** START OF Data excerpts **

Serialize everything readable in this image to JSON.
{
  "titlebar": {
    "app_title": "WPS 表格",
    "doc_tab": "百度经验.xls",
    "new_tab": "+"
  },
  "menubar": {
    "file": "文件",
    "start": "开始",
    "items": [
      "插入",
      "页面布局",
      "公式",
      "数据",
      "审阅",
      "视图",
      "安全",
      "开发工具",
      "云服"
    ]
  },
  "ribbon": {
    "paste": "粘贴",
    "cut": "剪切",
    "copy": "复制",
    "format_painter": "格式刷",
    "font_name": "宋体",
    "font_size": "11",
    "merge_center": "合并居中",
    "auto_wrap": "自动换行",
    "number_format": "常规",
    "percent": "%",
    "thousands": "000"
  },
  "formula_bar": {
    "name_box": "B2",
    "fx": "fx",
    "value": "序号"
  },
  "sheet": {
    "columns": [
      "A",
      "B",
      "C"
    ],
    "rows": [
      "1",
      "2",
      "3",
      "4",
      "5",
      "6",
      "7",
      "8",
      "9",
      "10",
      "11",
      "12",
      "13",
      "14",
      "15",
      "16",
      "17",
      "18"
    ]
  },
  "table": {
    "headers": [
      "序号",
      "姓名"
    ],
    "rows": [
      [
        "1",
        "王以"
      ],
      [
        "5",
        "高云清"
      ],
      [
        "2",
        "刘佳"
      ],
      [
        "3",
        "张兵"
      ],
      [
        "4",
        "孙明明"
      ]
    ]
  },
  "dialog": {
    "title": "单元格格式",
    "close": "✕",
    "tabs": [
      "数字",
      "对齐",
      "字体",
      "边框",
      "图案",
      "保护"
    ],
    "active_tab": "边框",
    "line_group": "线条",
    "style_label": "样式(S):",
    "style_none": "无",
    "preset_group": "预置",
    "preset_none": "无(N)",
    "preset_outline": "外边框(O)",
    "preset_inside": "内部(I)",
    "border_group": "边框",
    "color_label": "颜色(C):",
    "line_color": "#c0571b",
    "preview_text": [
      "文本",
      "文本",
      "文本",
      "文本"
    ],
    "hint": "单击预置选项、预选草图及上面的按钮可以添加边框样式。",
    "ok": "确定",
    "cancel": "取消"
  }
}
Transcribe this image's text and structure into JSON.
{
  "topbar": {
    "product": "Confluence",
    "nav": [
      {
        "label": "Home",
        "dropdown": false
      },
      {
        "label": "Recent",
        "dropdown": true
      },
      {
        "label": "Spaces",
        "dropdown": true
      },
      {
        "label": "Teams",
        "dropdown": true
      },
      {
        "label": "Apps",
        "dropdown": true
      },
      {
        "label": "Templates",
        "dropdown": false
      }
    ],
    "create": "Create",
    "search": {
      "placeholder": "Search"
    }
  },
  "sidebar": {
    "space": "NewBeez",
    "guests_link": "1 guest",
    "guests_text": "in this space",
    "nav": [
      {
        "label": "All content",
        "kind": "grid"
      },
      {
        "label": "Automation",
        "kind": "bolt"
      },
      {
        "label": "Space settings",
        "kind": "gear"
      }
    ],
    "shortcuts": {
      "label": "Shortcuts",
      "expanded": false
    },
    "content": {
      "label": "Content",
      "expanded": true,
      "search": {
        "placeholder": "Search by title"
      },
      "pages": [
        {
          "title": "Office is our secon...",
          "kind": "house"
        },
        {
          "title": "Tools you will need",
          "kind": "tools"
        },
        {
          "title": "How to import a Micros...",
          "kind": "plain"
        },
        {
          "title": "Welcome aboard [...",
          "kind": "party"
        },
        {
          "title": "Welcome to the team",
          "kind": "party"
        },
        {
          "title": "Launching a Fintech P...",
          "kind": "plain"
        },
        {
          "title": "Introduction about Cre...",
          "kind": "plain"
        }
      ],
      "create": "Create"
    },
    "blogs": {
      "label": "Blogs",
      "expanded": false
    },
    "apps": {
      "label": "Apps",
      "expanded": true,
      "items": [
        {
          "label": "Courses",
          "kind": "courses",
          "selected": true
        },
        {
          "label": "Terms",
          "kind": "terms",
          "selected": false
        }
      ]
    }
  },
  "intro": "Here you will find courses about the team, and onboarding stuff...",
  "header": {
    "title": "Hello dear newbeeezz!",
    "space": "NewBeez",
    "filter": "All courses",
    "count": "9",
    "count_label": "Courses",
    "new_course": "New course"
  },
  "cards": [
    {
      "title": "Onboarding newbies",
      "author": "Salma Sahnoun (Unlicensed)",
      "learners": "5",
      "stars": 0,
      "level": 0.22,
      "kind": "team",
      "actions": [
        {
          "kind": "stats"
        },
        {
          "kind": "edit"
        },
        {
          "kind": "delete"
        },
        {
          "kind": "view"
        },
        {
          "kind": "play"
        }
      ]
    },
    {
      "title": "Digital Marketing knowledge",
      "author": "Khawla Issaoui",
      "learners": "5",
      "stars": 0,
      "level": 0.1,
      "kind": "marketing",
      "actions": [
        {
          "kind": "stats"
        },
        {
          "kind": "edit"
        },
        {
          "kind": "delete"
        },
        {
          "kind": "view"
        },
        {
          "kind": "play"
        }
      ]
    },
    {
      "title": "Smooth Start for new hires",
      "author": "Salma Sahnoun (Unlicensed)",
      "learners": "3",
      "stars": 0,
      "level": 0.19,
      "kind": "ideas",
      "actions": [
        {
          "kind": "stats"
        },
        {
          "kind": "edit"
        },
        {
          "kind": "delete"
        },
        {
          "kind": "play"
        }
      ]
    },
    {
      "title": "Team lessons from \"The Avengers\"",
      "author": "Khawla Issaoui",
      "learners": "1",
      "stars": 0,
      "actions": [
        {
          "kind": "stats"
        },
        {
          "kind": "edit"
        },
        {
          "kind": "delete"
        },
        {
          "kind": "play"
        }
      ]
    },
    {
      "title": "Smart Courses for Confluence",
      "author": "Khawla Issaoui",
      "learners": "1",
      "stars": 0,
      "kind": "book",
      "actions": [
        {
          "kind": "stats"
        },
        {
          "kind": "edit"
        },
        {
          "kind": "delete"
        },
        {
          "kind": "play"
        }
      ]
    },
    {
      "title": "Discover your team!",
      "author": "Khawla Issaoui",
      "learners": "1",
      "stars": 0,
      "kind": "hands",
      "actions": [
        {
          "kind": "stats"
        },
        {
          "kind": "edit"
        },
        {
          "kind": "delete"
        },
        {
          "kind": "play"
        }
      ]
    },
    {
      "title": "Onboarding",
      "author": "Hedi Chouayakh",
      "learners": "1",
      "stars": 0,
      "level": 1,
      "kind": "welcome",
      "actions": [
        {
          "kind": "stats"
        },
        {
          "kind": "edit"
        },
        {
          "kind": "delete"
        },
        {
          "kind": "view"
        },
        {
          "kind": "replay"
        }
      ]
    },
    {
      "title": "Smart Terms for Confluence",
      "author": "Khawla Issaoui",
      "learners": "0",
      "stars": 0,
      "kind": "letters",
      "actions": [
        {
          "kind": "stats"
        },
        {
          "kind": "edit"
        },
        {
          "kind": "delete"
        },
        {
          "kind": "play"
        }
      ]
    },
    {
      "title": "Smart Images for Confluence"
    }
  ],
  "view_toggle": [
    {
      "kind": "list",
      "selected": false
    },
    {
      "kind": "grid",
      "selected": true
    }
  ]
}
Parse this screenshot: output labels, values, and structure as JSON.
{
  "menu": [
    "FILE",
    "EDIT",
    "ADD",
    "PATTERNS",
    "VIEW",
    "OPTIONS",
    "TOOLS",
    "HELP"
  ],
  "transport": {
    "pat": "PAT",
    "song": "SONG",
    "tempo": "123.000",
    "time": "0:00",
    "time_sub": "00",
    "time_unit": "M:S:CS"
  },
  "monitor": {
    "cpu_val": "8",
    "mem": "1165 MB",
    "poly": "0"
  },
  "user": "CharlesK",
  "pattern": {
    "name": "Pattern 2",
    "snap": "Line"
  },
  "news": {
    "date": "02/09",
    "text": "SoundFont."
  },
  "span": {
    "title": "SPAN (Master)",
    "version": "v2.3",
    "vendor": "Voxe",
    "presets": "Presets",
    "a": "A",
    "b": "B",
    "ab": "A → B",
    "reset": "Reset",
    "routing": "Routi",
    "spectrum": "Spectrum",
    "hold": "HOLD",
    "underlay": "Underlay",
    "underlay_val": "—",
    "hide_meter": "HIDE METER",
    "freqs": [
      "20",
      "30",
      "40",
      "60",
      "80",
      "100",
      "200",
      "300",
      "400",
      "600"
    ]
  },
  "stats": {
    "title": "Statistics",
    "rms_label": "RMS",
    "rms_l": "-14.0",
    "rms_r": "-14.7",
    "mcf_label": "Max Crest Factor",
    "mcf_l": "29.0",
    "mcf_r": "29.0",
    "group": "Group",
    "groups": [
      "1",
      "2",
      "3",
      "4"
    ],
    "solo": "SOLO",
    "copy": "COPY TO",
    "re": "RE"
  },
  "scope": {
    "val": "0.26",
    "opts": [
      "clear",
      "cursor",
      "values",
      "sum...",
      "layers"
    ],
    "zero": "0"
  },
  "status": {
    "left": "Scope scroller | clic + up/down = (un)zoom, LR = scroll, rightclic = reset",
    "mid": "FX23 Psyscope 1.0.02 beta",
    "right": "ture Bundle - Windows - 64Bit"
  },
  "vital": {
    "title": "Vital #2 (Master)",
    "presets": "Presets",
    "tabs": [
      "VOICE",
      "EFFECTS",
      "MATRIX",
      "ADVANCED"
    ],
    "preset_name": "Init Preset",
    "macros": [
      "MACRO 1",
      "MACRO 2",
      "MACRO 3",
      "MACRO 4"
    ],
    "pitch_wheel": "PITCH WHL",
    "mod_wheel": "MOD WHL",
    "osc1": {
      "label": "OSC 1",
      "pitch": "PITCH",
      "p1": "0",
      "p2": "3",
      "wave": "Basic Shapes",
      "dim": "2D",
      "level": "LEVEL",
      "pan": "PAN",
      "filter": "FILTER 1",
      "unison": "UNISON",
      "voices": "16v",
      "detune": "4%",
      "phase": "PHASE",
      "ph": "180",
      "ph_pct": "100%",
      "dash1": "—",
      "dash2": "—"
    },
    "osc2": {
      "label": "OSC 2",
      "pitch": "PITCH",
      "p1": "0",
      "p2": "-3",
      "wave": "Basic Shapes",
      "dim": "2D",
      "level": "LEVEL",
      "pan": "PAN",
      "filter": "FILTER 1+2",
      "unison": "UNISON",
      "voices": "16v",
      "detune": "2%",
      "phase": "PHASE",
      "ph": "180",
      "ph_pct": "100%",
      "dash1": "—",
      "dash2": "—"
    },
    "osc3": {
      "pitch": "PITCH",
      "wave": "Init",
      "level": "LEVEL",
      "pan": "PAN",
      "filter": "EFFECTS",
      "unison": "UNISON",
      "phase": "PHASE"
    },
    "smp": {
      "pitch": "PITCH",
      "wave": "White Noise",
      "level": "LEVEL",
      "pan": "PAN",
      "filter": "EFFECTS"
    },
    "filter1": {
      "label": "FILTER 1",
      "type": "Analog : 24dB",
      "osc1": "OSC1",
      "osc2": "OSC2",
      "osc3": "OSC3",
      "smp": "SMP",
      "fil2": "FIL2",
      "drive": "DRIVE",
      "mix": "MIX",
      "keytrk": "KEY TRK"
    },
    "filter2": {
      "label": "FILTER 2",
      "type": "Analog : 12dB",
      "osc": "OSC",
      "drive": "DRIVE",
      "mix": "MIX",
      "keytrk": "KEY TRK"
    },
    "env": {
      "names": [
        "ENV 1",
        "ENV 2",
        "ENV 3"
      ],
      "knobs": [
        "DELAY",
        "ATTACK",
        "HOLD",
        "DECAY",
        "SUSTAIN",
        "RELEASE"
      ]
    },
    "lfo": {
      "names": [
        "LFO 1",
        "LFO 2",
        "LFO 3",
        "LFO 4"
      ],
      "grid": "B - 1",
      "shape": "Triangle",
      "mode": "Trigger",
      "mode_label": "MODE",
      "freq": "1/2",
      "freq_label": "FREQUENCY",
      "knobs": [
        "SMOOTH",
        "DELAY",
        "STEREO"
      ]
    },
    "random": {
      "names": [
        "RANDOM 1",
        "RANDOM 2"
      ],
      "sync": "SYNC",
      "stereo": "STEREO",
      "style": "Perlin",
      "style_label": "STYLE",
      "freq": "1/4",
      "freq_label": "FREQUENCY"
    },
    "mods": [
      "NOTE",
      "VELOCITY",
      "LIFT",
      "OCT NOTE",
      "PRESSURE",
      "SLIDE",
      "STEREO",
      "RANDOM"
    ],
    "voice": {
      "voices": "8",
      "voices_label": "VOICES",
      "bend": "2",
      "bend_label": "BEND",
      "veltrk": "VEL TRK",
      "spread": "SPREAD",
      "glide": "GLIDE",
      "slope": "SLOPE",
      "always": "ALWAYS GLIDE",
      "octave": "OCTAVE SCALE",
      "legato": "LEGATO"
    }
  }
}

** END OF Data excerpts **

Given instruction: Copy out every line of the listing that includes the string "FREQUENCY".

Answer to the exercise:
      "freq_label": "FREQUENCY",
      "freq_label": "FREQUENCY"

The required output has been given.